* **Challenge**
Restate the records in their entirety, word for word.
─── Supplied data ───
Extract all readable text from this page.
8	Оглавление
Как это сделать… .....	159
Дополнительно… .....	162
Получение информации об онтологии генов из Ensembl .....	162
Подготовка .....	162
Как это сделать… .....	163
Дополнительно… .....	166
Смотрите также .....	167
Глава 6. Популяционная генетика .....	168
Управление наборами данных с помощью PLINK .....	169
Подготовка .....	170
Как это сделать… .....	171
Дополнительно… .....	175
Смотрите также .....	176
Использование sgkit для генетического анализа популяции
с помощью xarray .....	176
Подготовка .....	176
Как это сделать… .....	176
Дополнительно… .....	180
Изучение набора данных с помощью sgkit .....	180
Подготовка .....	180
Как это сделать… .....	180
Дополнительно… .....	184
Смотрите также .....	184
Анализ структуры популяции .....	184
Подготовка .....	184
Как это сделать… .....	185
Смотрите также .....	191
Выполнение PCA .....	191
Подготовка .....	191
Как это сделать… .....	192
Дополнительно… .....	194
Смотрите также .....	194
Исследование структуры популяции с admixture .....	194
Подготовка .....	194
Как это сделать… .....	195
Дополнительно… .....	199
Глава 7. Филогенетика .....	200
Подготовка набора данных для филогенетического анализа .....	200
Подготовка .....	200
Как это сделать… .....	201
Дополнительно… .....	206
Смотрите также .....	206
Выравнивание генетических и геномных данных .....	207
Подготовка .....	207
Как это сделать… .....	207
───
* **Result for this exercise**
Extract all readable text from this page.
8	Оглавление
Как это сделать… .....	159
Дополнительно… .....	162
Получение информации об онтологии генов из Ensembl .....	162
Подготовка .....	162
Как это сделать… .....	163
Дополнительно… .....	166
Смотрите также .....	167
Глава 6. Популяционная генетика .....	168
Управление наборами данных с помощью PLINK .....	169
Подготовка .....	170
Как это сделать… .....	171
Дополнительно… .....	175
Смотрите также .....	176
Использование sgkit для генетического анализа популяции
с помощью xarray .....	176
Подготовка .....	176
Как это сделать… .....	176
Дополнительно… .....	180
Изучение набора данных с помощью sgkit .....	180
Подготовка .....	180
Как это сделать… .....	180
Дополнительно… .....	184
Смотрите также .....	184
Анализ структуры популяции .....	184
Подготовка .....	184
Как это сделать… .....	185
Смотрите также .....	191
Выполнение PCA .....	191
Подготовка .....	191
Как это сделать… .....	192
Дополнительно… .....	194
Смотрите также .....	194
Исследование структуры популяции с admixture .....	194
Подготовка .....	194
Как это сделать… .....	195
Дополнительно… .....	199
Глава 7. Филогенетика .....	200
Подготовка набора данных для филогенетического анализа .....	200
Подготовка .....	200
Как это сделать… .....	201
Дополнительно… .....	206
Смотрите также .....	206
Выравнивание генетических и геномных данных .....	207
Подготовка .....	207
Как это сделать… .....	207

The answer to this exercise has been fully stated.